The user now has to enter the OTPs in an input field within a specified period of time
(Eldefrawy, Khan, Alghathbar, Kim, and Elkamchouchi, 2011). If the OTPs restrictions are
satisfied, then the user gains access.
Ting and Mafera (2014) claim that OTPs can be generated by dedicated devices such
as Go-Token or by a software program. Even though OTPs are reliable to a given extent, they
are nevertheless associated with certain vulnerabilities. Sun, Sun, Wang, and Jing (2015) add
that OTPs complement the traditional ID and password system by adding an extra layer of
security. There are two common types of OTPs, namely; time-based OTP and HMAC-based
OTPs (event-based). Furthermore, OTPs can also be understood from a hardware or software
perspective. The hardware-based OTP uses a built-in clock and a factory-encoded secret key.
On the other hand, software-based OTPs have similarly become popular particularly with the
increased use of smartphones. Here, an application is installed into the user device and can
prompt for code input to access to system applications.
The Bank of America Merrill Lynch is one of the entities that utilize a software-based
OTP solution. (Finextra Research, 2019). Users need to install an App on Apple Watch which


allows them to generate an OTP in order to access its Cash-Pro App. However, softwarebased OTPs are relatively less secure because the operating system can be compromised.
Additionally, rootkits can steal the OTP and thirdly, denial of service attacks can prevent the
generation of OTPs in real-time (Sun, Sun, Wang, and Jing, 2015).

────────────────────────────────────────

Brief |
Copy the stretch of the passage on one-time passwords from "On the other" through "and Jing, 2015).", switching "rootkits" to "malware programs".

────────────────────────────────────────

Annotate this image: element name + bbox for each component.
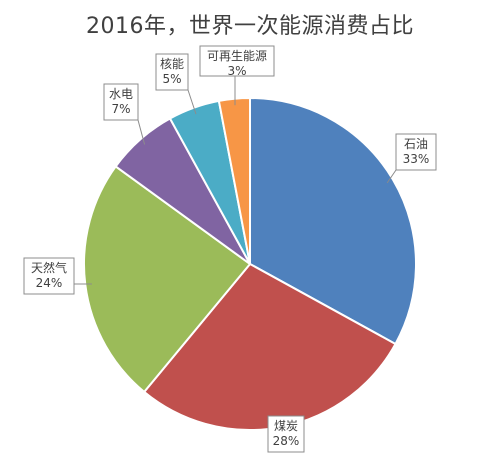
slice-value-oil: 33%	[403, 152, 430, 166]
slice-name-coal: 煤炭	[274, 419, 298, 433]
pie-slices	[82, 96, 418, 432]
callout-box-nuclear	[155, 53, 189, 91]
pie-slice-natural-gas	[82, 165, 252, 394]
slice-value-renewables: 3%	[227, 64, 246, 78]
slice-name-renewables: 可再生能源	[207, 49, 267, 63]
callout-box-renewables	[199, 45, 275, 77]
leader-line-nuclear	[187, 89, 197, 115]
leader-line-hydro	[137, 119, 146, 145]
callout-box-coal	[267, 415, 305, 453]
pie-slice-oil	[249, 96, 418, 346]
slice-name-nuclear: 核能	[160, 57, 184, 71]
slice-value-natural-gas: 24%	[36, 276, 63, 290]
callout-box-natural-gas	[23, 257, 75, 295]
leader-line-oil	[386, 169, 397, 184]
slice-name-hydro: 水电	[109, 87, 133, 101]
slice-name-natural-gas: 天然气	[31, 260, 67, 275]
slice-value-coal: 28%	[273, 434, 300, 448]
slice-name-oil: 石油	[404, 137, 428, 151]
pie-slice-renewables	[217, 96, 251, 265]
chart-title: 2016年，世界一次能源消费占比	[86, 14, 414, 39]
callout-box-oil	[395, 133, 437, 171]
callout-box-hydro	[103, 83, 139, 121]
slice-value-hydro: 7%	[111, 102, 130, 116]
slice-value-nuclear: 5%	[162, 72, 181, 86]
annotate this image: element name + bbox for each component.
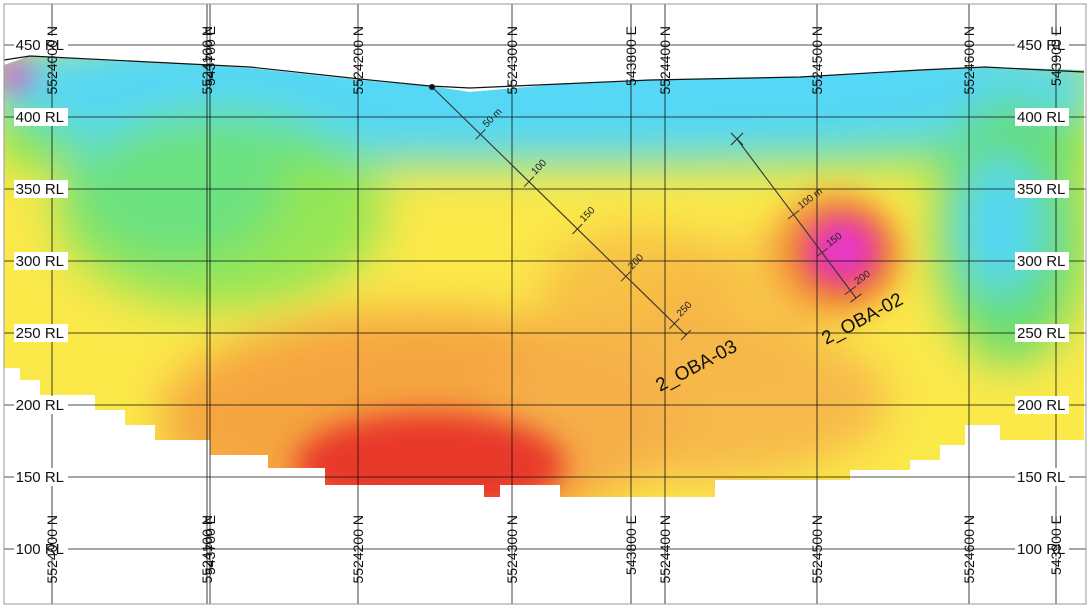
northing-label-bottom: 5524300 N: [504, 515, 520, 584]
northing-labels-bottom: 5524000 N 5524100 N 5524200 N 5524300 N 5524…: [44, 515, 1064, 584]
rl-label: 200 RL: [16, 397, 64, 414]
rl-label-bg: [1015, 36, 1069, 54]
northing-label-top: 5524300 N: [504, 26, 520, 95]
model-deep-red: [295, 413, 565, 497]
depth-tick: [669, 318, 680, 329]
northing-label-bottom: 5524100 N: [199, 515, 215, 584]
easting-label-bottom: 543800 E: [623, 515, 639, 575]
rl-label-bg: [1015, 396, 1069, 414]
northing-grid-lines: [51, 4, 1057, 604]
northing-label-bottom: 5524600 N: [961, 515, 977, 584]
depth-tick: [523, 176, 535, 188]
rl-label: 250 RL: [16, 325, 64, 342]
rl-label-bg: [1015, 252, 1069, 270]
rl-label: 150 RL: [1017, 469, 1065, 486]
map-frame: [3, 3, 1087, 605]
rl-label: 450 RL: [16, 37, 64, 54]
model-corner-magenta: [4, 61, 30, 89]
depth-tick: [475, 128, 486, 140]
rl-label: 400 RL: [1017, 109, 1065, 126]
topography-line: [3, 55, 1085, 89]
rl-label: 400 RL: [16, 109, 64, 126]
rl-label-bg: [1015, 468, 1069, 486]
easting-label-bottom: 543700 E: [202, 515, 218, 575]
northing-label-top: 5524200 N: [350, 26, 366, 95]
end-of-hole-tick: [850, 293, 862, 303]
rl-label-bg: [14, 36, 68, 54]
easting-label-bottom: 543900 E: [1048, 515, 1064, 575]
rl-label: 450 RL: [1017, 37, 1065, 54]
northing-label-top: 5524100 N: [199, 26, 215, 95]
rl-label-bg: [1015, 108, 1069, 126]
drillhole-trace: [736, 138, 857, 299]
northing-label-top: 5524400 N: [657, 26, 673, 95]
rl-label-bg: [14, 540, 68, 558]
easting-label-top: 543900 E: [1048, 26, 1064, 86]
depth-tick: [620, 270, 632, 282]
northing-label-top: 5524500 N: [809, 26, 825, 95]
rl-grid-lines: [4, 44, 1086, 550]
easting-label-top: 543800 E: [623, 26, 639, 86]
rl-label: 350 RL: [1017, 181, 1065, 198]
depth-tick: [816, 247, 828, 258]
drillhole-trace: [431, 86, 687, 336]
model-right-cyan: [960, 155, 1040, 295]
rl-label: 300 RL: [1017, 253, 1065, 270]
rl-labels-left: 450 RL 400 RL 350 RL 300 RL 250 RL 200 RL 150 …: [14, 36, 68, 558]
end-of-hole-tick: [680, 329, 692, 341]
rl-label-bg: [14, 324, 68, 342]
rl-label: 200 RL: [1017, 397, 1065, 414]
northing-labels-top: 5524000 N 5524100 N 5524200 N 5524300 N 5524…: [44, 26, 1064, 95]
model-anomaly-magenta: [814, 224, 870, 276]
rl-label-bg: [14, 468, 68, 486]
rl-label-bg: [14, 396, 68, 414]
easting-label-top: 543700 E: [202, 26, 218, 86]
northing-label-bottom: 5524200 N: [350, 515, 366, 584]
northing-label-bottom: 5524500 N: [809, 515, 825, 584]
rl-label: 300 RL: [16, 253, 64, 270]
depth-tick: [572, 223, 583, 235]
northing-label-bottom: 5524400 N: [657, 515, 673, 584]
northing-label-bottom: 5524000 N: [44, 515, 60, 584]
rl-label: 100 RL: [16, 541, 64, 558]
rl-label: 150 RL: [16, 469, 64, 486]
depth-tick: [844, 285, 857, 296]
rl-label-bg: [14, 252, 68, 270]
northing-label-top: 5524000 N: [44, 26, 60, 95]
rl-label-bg: [1015, 180, 1069, 198]
depth-tick: [787, 210, 800, 220]
northing-label-top: 5524600 N: [961, 26, 977, 95]
rl-label-bg: [14, 180, 68, 198]
model-left-green: [55, 110, 385, 310]
rl-label-bg: [1015, 324, 1069, 342]
rl-labels-right: 450 RL 400 RL 350 RL 300 RL 250 RL 200 RL 150 …: [1015, 36, 1069, 558]
rl-label: 250 RL: [1017, 325, 1065, 342]
rl-label: 350 RL: [16, 181, 64, 198]
rl-label-bg: [14, 108, 68, 126]
rl-label: 100 RL: [1017, 541, 1065, 558]
model-lower-orange-east: [490, 320, 890, 480]
collar-cross: [730, 132, 744, 146]
rl-label-bg: [1015, 540, 1069, 558]
model-colour-field: [4, 56, 1084, 497]
collar-dot: [429, 84, 435, 90]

────────────────────────────────────────

Output of the exercise |
On the other hand, software-based OTPs have similarly become popular particularly with the
increased use of smartphones. Here, an application is installed into the user device and can
prompt for code input to access to system applications.
The Bank of America Merrill Lynch is one of the entities that utilize a software-based
OTP solution. (Finextra Research, 2019). Users need to install an App on Apple Watch which


allows them to generate an OTP in order to access its Cash-Pro App. However, softwarebased OTPs are relatively less secure because the operating system can be compromised.
Additionally, malware programs can steal the OTP and thirdly, denial of service attacks can prevent the
generation of OTPs in real-time (Sun, Sun, Wang, and Jing, 2015).